Your goal —
Scan the entries and tally the lines that include the string "Anhua". Reply with the figure alone.

§ §

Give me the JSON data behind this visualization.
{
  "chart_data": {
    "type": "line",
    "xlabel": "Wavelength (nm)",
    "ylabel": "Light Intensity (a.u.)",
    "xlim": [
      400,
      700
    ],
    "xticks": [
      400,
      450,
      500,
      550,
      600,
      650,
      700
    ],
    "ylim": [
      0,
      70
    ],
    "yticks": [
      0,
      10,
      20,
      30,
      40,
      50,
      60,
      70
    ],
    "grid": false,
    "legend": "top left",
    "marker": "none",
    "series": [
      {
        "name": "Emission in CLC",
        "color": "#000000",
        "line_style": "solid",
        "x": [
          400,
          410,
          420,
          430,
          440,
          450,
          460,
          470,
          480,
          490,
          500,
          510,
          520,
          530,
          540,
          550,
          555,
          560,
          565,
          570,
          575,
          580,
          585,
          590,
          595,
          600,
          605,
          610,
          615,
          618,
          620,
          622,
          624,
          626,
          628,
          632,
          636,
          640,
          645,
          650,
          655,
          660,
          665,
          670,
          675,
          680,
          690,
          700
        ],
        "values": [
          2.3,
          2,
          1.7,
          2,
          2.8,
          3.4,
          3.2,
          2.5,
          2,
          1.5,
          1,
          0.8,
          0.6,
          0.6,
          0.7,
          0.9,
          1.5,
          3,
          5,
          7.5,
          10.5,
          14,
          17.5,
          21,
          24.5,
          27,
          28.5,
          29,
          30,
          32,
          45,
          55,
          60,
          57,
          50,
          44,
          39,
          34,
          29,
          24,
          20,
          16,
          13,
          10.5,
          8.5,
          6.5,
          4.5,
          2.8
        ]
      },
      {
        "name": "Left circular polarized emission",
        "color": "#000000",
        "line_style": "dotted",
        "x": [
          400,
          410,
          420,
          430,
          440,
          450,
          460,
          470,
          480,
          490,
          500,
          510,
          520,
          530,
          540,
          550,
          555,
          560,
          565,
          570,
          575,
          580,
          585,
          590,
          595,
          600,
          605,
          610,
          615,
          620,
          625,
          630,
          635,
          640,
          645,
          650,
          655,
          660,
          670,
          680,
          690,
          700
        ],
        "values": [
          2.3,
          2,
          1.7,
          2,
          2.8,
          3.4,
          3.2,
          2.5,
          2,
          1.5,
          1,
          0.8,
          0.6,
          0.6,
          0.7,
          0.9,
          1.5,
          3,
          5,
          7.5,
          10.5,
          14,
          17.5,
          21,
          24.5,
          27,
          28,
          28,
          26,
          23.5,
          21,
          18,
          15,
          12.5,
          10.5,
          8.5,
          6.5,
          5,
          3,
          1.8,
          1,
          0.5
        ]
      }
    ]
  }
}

§ §

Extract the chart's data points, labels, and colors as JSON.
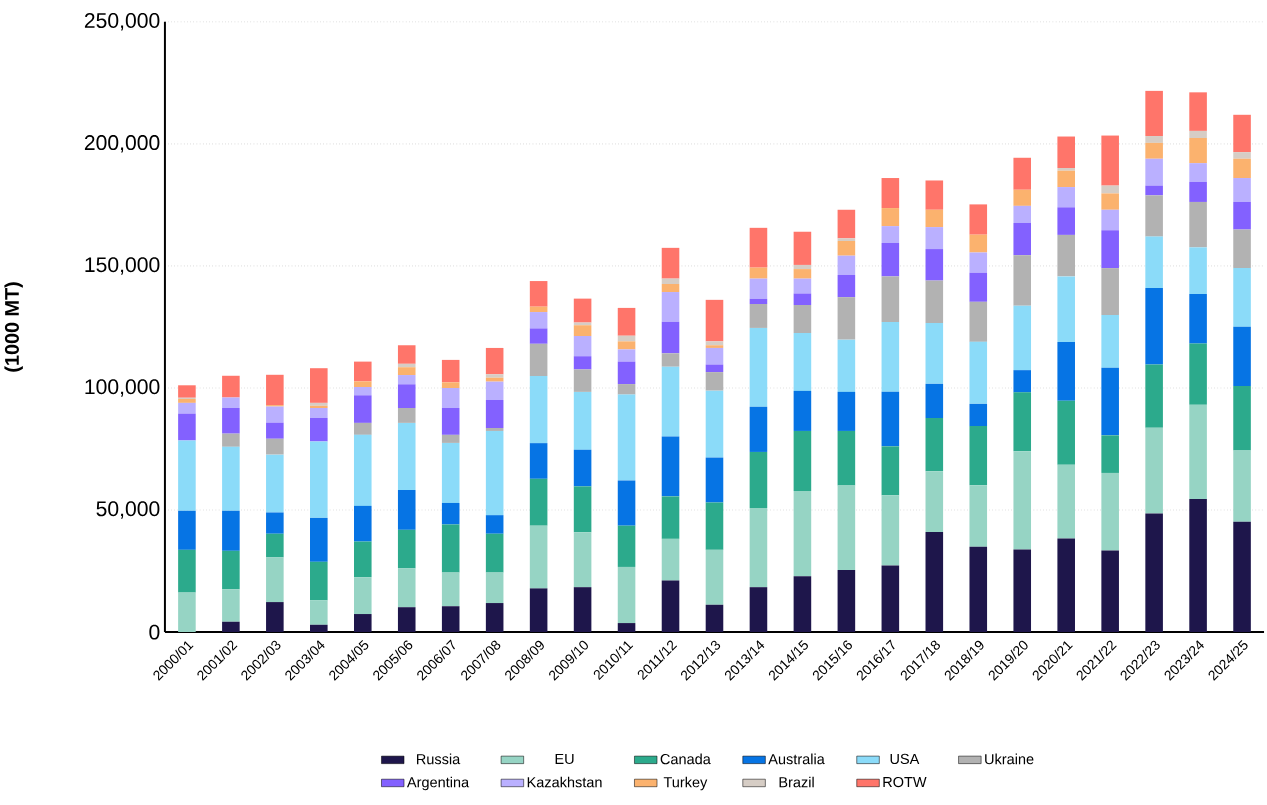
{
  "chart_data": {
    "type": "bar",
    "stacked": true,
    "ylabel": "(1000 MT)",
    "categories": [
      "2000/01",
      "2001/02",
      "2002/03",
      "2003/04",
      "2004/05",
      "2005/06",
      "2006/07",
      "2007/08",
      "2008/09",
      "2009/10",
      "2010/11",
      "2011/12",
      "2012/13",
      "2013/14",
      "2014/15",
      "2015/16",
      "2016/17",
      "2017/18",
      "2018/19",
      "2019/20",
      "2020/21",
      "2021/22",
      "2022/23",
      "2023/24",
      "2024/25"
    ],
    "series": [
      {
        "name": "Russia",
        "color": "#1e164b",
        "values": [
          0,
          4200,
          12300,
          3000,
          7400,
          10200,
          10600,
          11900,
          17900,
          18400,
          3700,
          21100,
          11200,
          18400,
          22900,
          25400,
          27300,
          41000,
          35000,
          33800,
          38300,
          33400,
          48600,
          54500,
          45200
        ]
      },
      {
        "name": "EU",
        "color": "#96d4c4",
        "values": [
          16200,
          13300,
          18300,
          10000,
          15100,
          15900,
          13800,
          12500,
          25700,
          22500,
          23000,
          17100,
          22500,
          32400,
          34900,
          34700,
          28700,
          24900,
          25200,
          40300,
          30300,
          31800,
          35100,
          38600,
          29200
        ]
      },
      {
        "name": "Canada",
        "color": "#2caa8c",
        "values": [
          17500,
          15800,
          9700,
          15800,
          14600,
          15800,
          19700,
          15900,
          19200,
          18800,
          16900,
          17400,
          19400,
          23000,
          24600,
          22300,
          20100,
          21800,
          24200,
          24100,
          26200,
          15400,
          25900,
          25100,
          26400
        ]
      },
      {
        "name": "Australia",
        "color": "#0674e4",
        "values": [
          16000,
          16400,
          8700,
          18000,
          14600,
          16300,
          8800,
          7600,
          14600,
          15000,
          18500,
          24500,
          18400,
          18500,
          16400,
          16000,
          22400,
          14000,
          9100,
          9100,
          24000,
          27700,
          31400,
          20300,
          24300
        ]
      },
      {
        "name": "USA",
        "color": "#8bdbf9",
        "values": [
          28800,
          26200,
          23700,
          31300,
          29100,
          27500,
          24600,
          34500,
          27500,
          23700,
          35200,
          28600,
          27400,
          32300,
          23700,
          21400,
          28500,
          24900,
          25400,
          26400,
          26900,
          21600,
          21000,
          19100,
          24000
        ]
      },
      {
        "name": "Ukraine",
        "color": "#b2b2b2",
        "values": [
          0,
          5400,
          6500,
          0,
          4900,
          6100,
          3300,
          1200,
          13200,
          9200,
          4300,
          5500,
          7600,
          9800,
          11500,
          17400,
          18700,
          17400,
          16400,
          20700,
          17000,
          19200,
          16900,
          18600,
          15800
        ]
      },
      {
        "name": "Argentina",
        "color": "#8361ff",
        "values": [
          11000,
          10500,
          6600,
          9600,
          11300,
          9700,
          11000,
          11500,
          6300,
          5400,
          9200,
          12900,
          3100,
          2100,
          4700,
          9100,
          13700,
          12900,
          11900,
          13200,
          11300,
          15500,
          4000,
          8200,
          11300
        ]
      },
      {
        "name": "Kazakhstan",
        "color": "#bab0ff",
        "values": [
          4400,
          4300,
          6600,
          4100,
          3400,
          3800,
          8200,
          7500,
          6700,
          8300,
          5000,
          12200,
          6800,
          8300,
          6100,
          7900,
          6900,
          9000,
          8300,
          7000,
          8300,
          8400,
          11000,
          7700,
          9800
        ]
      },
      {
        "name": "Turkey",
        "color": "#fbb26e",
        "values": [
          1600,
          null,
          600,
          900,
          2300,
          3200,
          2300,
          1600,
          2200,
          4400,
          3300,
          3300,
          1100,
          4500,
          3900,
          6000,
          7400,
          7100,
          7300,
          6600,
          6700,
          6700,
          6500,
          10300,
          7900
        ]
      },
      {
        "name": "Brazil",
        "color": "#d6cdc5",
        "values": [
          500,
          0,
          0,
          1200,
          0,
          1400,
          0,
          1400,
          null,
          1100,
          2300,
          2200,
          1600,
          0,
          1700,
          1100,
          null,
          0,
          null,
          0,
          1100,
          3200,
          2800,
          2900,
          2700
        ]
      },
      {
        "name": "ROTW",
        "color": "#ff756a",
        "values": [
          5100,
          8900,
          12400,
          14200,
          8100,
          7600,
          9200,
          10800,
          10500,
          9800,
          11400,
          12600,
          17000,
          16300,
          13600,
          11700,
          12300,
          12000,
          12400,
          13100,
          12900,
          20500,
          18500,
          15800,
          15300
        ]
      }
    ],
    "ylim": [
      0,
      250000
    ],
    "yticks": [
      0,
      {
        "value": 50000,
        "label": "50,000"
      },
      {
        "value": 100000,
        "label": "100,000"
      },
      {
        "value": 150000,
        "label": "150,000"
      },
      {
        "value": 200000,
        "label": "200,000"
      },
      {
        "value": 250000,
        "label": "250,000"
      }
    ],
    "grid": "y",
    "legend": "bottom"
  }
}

§ §

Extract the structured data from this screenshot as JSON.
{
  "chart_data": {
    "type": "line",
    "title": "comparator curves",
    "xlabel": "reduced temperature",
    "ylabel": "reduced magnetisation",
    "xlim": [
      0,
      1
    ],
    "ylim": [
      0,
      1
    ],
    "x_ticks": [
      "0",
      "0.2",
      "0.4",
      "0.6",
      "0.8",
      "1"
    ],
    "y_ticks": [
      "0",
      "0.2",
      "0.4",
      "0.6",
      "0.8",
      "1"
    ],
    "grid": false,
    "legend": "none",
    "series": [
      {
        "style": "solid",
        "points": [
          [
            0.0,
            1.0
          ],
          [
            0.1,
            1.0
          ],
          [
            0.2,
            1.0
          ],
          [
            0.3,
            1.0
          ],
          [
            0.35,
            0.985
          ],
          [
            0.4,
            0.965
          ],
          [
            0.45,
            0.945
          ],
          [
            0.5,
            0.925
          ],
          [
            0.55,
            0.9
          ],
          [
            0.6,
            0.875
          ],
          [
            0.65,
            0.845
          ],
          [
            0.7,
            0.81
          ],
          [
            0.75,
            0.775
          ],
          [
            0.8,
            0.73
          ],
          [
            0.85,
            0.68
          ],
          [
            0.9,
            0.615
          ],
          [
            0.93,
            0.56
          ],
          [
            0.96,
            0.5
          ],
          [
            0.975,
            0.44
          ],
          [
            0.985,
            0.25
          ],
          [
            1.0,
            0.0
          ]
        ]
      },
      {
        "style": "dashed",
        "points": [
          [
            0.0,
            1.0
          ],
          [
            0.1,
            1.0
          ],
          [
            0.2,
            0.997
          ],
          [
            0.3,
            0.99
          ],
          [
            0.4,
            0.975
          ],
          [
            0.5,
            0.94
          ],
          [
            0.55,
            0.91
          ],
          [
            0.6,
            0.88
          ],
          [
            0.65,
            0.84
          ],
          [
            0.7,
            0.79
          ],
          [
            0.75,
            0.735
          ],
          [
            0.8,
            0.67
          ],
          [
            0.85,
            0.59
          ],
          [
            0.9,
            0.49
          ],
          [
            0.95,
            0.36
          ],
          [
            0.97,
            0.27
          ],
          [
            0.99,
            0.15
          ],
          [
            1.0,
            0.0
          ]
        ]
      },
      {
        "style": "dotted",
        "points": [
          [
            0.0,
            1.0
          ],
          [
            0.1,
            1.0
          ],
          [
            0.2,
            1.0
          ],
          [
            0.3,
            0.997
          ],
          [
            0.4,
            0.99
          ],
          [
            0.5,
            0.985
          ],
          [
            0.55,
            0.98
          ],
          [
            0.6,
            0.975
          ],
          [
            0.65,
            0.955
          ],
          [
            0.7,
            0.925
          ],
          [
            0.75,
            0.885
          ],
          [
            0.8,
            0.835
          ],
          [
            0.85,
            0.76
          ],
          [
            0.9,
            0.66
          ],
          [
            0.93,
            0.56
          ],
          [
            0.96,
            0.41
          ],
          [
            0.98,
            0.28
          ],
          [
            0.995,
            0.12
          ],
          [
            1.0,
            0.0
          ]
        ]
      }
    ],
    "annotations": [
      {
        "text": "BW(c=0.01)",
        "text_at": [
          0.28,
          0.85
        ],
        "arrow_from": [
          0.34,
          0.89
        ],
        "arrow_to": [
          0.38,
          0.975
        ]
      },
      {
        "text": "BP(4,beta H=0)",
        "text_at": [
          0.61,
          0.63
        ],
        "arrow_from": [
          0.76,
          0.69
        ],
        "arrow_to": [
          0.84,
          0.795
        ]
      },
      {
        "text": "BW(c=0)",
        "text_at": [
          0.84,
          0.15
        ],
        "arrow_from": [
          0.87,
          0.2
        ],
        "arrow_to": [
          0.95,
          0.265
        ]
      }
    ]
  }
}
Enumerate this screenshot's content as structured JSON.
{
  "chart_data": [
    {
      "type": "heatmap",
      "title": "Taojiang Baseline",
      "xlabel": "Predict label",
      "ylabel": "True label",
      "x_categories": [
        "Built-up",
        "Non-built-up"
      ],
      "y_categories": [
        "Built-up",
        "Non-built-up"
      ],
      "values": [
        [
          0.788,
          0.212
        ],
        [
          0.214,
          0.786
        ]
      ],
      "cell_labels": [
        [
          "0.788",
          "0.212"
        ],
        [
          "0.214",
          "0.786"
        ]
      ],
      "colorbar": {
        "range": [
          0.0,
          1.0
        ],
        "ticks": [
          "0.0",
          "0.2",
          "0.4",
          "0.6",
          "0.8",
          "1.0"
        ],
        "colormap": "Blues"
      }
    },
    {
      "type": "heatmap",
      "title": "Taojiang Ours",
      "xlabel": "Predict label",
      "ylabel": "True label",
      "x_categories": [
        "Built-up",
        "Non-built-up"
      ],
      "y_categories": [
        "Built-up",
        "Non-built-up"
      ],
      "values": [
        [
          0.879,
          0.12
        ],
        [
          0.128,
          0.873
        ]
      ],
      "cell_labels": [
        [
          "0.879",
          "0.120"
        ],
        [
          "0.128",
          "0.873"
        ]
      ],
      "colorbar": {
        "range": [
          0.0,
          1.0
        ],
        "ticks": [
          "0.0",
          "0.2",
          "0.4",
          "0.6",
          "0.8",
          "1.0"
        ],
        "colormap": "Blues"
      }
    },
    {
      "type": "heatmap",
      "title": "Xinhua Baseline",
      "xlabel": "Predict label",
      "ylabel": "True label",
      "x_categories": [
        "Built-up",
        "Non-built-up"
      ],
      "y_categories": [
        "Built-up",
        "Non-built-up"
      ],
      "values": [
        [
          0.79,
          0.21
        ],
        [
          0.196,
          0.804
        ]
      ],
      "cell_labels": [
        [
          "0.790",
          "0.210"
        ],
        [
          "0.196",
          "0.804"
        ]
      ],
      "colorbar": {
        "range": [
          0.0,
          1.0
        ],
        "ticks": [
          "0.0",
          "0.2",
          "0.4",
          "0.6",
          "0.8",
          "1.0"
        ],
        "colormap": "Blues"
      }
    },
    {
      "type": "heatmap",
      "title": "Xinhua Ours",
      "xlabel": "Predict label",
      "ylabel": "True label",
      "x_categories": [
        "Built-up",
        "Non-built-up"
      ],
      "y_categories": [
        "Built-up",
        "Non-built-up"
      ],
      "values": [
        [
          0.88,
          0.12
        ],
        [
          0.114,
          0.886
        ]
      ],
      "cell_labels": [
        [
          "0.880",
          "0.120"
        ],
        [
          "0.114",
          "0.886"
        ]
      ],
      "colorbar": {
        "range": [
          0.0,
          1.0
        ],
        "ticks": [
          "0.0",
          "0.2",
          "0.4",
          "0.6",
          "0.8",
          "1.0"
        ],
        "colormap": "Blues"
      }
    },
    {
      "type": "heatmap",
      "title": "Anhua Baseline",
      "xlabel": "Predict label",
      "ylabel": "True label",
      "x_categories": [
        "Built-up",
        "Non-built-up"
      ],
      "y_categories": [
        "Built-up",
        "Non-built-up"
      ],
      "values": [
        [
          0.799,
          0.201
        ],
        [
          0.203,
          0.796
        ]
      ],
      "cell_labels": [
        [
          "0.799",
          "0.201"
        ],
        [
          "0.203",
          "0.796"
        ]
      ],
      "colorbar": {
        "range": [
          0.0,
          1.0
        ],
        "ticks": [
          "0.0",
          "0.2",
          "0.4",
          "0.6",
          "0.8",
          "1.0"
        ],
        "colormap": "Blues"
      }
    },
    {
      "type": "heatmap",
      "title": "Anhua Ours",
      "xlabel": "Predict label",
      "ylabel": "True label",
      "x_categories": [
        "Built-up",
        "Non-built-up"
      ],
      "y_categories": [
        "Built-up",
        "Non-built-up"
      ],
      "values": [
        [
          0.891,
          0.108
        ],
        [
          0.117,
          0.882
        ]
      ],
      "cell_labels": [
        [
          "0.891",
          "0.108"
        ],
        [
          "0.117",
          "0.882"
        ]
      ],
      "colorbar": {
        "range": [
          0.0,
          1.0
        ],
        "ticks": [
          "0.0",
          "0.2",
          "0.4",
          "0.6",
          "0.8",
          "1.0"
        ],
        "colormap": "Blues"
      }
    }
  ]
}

§ §

Solution —
2